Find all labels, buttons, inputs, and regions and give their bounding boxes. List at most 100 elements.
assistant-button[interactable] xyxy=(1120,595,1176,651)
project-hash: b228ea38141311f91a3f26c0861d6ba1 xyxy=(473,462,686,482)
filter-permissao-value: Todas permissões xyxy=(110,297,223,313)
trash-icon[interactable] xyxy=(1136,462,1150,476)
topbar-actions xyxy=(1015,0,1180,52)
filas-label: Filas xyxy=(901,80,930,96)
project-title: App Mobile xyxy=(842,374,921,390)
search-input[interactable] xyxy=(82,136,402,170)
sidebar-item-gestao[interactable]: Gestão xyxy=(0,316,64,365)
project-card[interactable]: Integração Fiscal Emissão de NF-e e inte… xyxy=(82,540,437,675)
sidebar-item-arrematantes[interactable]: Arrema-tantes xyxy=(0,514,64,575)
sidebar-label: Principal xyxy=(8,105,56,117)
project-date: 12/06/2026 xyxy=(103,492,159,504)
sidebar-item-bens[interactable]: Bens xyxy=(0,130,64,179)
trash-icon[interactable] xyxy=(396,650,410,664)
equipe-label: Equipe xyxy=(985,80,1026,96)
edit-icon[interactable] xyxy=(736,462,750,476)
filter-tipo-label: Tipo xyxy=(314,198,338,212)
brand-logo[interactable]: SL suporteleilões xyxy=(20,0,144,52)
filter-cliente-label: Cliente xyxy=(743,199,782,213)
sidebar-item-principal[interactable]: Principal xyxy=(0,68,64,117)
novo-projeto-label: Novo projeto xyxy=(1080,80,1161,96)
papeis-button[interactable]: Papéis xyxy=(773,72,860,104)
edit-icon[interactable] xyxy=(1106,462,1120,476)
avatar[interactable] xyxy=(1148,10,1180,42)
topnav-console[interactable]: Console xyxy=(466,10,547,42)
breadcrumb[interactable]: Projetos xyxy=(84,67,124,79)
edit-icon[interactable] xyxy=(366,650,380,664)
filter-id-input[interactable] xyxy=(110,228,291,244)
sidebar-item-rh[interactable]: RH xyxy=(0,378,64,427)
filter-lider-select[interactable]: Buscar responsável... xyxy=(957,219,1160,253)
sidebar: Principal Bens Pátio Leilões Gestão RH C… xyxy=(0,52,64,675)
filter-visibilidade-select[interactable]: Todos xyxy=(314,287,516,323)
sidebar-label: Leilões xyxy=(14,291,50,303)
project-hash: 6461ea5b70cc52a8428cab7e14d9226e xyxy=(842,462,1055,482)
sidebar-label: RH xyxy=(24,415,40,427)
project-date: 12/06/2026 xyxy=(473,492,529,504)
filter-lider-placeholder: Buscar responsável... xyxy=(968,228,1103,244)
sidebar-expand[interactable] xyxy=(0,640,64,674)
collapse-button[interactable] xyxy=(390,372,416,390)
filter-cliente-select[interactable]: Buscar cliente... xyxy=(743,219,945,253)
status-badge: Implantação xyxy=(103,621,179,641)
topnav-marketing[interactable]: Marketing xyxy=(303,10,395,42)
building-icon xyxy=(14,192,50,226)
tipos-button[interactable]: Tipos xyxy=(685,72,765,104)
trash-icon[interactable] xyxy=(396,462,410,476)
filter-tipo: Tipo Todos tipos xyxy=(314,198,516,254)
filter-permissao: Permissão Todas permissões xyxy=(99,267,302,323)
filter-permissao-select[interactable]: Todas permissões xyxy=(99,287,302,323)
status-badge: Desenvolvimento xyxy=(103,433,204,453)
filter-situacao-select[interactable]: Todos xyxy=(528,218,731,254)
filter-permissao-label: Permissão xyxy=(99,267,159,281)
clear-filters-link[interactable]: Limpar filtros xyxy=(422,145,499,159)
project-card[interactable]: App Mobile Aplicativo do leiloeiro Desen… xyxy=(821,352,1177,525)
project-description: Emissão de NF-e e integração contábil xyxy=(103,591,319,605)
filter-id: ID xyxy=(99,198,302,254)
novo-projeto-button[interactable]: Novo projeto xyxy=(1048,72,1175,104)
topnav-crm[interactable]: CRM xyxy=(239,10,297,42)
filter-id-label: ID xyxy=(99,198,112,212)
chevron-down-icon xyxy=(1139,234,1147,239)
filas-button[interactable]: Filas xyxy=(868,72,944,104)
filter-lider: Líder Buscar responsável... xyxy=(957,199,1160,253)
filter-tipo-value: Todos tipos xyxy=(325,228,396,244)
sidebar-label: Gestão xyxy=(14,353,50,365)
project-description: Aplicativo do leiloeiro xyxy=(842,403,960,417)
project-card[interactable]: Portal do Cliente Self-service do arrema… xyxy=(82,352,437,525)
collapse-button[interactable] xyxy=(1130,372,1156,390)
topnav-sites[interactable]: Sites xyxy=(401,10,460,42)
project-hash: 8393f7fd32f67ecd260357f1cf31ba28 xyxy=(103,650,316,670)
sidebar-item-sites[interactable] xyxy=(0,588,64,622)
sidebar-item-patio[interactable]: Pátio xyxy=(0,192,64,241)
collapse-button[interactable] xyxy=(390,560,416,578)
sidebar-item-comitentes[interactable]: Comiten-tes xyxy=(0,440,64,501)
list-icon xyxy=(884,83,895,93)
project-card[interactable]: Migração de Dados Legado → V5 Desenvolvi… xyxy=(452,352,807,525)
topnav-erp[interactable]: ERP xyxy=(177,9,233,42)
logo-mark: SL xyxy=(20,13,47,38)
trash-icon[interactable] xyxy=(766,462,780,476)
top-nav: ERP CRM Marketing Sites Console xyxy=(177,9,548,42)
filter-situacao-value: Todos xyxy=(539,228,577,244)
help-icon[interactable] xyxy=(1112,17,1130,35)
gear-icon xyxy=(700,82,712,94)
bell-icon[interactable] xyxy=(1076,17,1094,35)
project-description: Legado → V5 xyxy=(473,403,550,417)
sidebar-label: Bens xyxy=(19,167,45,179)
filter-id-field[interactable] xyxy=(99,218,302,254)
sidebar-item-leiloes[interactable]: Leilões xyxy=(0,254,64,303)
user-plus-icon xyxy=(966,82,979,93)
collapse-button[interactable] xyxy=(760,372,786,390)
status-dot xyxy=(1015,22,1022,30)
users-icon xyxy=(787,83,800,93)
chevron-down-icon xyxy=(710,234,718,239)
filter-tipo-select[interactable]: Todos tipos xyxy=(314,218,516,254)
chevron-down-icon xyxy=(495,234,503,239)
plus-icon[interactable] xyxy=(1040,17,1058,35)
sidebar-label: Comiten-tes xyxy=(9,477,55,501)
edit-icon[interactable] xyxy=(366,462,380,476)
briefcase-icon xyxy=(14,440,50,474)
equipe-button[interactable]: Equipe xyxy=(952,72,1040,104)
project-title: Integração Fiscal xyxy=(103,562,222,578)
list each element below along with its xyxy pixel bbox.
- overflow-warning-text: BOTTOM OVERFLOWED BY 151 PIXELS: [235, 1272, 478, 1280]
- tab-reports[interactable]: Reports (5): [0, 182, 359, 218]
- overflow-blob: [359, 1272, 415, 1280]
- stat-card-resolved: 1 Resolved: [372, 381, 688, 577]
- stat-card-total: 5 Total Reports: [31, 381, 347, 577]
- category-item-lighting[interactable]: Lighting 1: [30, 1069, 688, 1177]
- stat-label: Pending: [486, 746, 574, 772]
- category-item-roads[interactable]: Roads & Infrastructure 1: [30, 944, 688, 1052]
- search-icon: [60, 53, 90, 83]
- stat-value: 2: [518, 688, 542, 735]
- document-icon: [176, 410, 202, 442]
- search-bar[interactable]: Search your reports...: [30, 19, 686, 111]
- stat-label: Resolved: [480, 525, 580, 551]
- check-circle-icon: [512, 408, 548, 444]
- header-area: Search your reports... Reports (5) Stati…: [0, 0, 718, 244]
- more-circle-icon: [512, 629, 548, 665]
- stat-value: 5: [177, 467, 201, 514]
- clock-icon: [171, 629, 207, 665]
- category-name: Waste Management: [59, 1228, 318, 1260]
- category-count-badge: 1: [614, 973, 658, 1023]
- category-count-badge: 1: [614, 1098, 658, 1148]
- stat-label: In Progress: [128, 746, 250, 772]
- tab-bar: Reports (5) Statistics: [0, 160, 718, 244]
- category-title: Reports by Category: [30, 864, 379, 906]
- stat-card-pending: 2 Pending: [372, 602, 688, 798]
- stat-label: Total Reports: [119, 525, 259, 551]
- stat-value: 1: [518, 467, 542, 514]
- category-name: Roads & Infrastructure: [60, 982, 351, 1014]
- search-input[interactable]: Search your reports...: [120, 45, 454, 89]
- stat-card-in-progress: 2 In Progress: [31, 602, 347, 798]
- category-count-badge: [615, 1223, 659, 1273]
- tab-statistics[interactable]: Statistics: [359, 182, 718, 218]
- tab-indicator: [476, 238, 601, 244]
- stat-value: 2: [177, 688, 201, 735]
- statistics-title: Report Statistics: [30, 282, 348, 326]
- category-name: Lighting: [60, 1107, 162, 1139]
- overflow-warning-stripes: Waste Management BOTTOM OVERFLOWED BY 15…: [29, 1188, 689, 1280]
════════════════
▶ **EXERCISE INSTRUCTIONS**:
Reproduce verbatim the lines of the records, starting with the first line and ending with the line containing "breadcrumb[interactable]: Projetos xyxy=(84,67,124,79)". Include both of those lines.

▶ **TASK SOLUTION**:
Find all labels, buttons, inputs, and regions and give their bounding boxes. List at most 100 elements.
assistant-button[interactable] xyxy=(1120,595,1176,651)
project-hash: b228ea38141311f91a3f26c0861d6ba1 xyxy=(473,462,686,482)
filter-permissao-value: Todas permissões xyxy=(110,297,223,313)
trash-icon[interactable] xyxy=(1136,462,1150,476)
topbar-actions xyxy=(1015,0,1180,52)
filas-label: Filas xyxy=(901,80,930,96)
project-title: App Mobile xyxy=(842,374,921,390)
search-input[interactable] xyxy=(82,136,402,170)
sidebar-item-gestao[interactable]: Gestão xyxy=(0,316,64,365)
project-card[interactable]: Integração Fiscal Emissão de NF-e e inte… xyxy=(82,540,437,675)
sidebar-item-arrematantes[interactable]: Arrema-tantes xyxy=(0,514,64,575)
sidebar-label: Principal xyxy=(8,105,56,117)
project-date: 12/06/2026 xyxy=(103,492,159,504)
sidebar-item-bens[interactable]: Bens xyxy=(0,130,64,179)
trash-icon[interactable] xyxy=(396,650,410,664)
equipe-label: Equipe xyxy=(985,80,1026,96)
edit-icon[interactable] xyxy=(736,462,750,476)
filter-tipo-label: Tipo xyxy=(314,198,338,212)
brand-logo[interactable]: SL suporteleilões xyxy=(20,0,144,52)
filter-cliente-label: Cliente xyxy=(743,199,782,213)
sidebar-item-principal[interactable]: Principal xyxy=(0,68,64,117)
novo-projeto-label: Novo projeto xyxy=(1080,80,1161,96)
papeis-button[interactable]: Papéis xyxy=(773,72,860,104)
edit-icon[interactable] xyxy=(1106,462,1120,476)
avatar[interactable] xyxy=(1148,10,1180,42)
topnav-console[interactable]: Console xyxy=(466,10,547,42)
breadcrumb[interactable]: Projetos xyxy=(84,67,124,79)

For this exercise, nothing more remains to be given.